> _SHORT PROBLEM_
Repeat the whole listing below, word for word.

Some records
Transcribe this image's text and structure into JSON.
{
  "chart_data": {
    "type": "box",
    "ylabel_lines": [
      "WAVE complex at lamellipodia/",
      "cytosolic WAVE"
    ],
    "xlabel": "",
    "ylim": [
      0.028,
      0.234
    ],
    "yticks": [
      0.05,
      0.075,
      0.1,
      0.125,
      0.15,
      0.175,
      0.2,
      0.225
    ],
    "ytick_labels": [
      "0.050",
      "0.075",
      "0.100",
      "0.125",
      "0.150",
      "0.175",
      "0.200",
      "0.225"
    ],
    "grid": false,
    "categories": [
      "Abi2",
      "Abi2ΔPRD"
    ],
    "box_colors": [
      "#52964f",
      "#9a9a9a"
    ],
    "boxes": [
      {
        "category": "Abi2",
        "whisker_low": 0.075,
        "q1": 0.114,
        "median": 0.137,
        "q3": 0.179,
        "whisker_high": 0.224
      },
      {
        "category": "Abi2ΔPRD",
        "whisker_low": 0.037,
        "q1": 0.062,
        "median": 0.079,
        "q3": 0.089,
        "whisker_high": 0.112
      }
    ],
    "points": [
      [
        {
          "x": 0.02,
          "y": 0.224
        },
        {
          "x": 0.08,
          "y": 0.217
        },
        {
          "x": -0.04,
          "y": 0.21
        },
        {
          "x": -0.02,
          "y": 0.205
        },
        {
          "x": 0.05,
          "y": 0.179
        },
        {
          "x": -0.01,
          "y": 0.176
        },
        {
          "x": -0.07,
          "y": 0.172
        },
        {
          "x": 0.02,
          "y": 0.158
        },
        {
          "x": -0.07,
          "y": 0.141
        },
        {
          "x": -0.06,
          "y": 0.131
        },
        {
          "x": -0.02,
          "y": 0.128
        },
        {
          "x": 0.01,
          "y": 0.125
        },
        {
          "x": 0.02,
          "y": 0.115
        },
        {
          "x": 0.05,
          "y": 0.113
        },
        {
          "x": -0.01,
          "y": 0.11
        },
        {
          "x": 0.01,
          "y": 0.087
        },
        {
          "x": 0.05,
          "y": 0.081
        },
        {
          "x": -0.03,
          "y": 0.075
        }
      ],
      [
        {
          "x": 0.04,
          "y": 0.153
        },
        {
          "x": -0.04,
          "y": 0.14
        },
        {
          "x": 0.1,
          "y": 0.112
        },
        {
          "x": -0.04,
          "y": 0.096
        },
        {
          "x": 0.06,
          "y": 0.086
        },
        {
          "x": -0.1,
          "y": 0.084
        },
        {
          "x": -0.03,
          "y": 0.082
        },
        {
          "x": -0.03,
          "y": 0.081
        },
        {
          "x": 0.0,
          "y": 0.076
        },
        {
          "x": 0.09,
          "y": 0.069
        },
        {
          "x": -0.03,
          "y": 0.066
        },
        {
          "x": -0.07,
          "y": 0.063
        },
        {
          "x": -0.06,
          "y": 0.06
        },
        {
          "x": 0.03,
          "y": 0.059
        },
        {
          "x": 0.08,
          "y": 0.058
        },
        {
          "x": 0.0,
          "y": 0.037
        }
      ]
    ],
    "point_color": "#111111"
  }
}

> _RESULT BELOW_
Transcribe this image's text and structure into JSON.
{
  "chart_data": {
    "type": "box",
    "ylabel_lines": [
      "WAVE complex at lamellipodia/",
      "cytosolic WAVE"
    ],
    "xlabel": "",
    "ylim": [
      0.028,
      0.234
    ],
    "yticks": [
      0.05,
      0.075,
      0.1,
      0.125,
      0.15,
      0.175,
      0.2,
      0.225
    ],
    "ytick_labels": [
      "0.050",
      "0.075",
      "0.100",
      "0.125",
      "0.150",
      "0.175",
      "0.200",
      "0.225"
    ],
    "grid": false,
    "categories": [
      "Abi2",
      "Abi2ΔPRD"
    ],
    "box_colors": [
      "#52964f",
      "#9a9a9a"
    ],
    "boxes": [
      {
        "category": "Abi2",
        "whisker_low": 0.075,
        "q1": 0.114,
        "median": 0.137,
        "q3": 0.179,
        "whisker_high": 0.224
      },
      {
        "category": "Abi2ΔPRD",
        "whisker_low": 0.037,
        "q1": 0.062,
        "median": 0.079,
        "q3": 0.089,
        "whisker_high": 0.112
      }
    ],
    "points": [
      [
        {
          "x": 0.02,
          "y": 0.224
        },
        {
          "x": 0.08,
          "y": 0.217
        },
        {
          "x": -0.04,
          "y": 0.21
        },
        {
          "x": -0.02,
          "y": 0.205
        },
        {
          "x": 0.05,
          "y": 0.179
        },
        {
          "x": -0.01,
          "y": 0.176
        },
        {
          "x": -0.07,
          "y": 0.172
        },
        {
          "x": 0.02,
          "y": 0.158
        },
        {
          "x": -0.07,
          "y": 0.141
        },
        {
          "x": -0.06,
          "y": 0.131
        },
        {
          "x": -0.02,
          "y": 0.128
        },
        {
          "x": 0.01,
          "y": 0.125
        },
        {
          "x": 0.02,
          "y": 0.115
        },
        {
          "x": 0.05,
          "y": 0.113
        },
        {
          "x": -0.01,
          "y": 0.11
        },
        {
          "x": 0.01,
          "y": 0.087
        },
        {
          "x": 0.05,
          "y": 0.081
        },
        {
          "x": -0.03,
          "y": 0.075
        }
      ],
      [
        {
          "x": 0.04,
          "y": 0.153
        },
        {
          "x": -0.04,
          "y": 0.14
        },
        {
          "x": 0.1,
          "y": 0.112
        },
        {
          "x": -0.04,
          "y": 0.096
        },
        {
          "x": 0.06,
          "y": 0.086
        },
        {
          "x": -0.1,
          "y": 0.084
        },
        {
          "x": -0.03,
          "y": 0.082
        },
        {
          "x": -0.03,
          "y": 0.081
        },
        {
          "x": 0.0,
          "y": 0.076
        },
        {
          "x": 0.09,
          "y": 0.069
        },
        {
          "x": -0.03,
          "y": 0.066
        },
        {
          "x": -0.07,
          "y": 0.063
        },
        {
          "x": -0.06,
          "y": 0.06
        },
        {
          "x": 0.03,
          "y": 0.059
        },
        {
          "x": 0.08,
          "y": 0.058
        },
        {
          "x": 0.0,
          "y": 0.037
        }
      ]
    ],
    "point_color": "#111111"
  }
}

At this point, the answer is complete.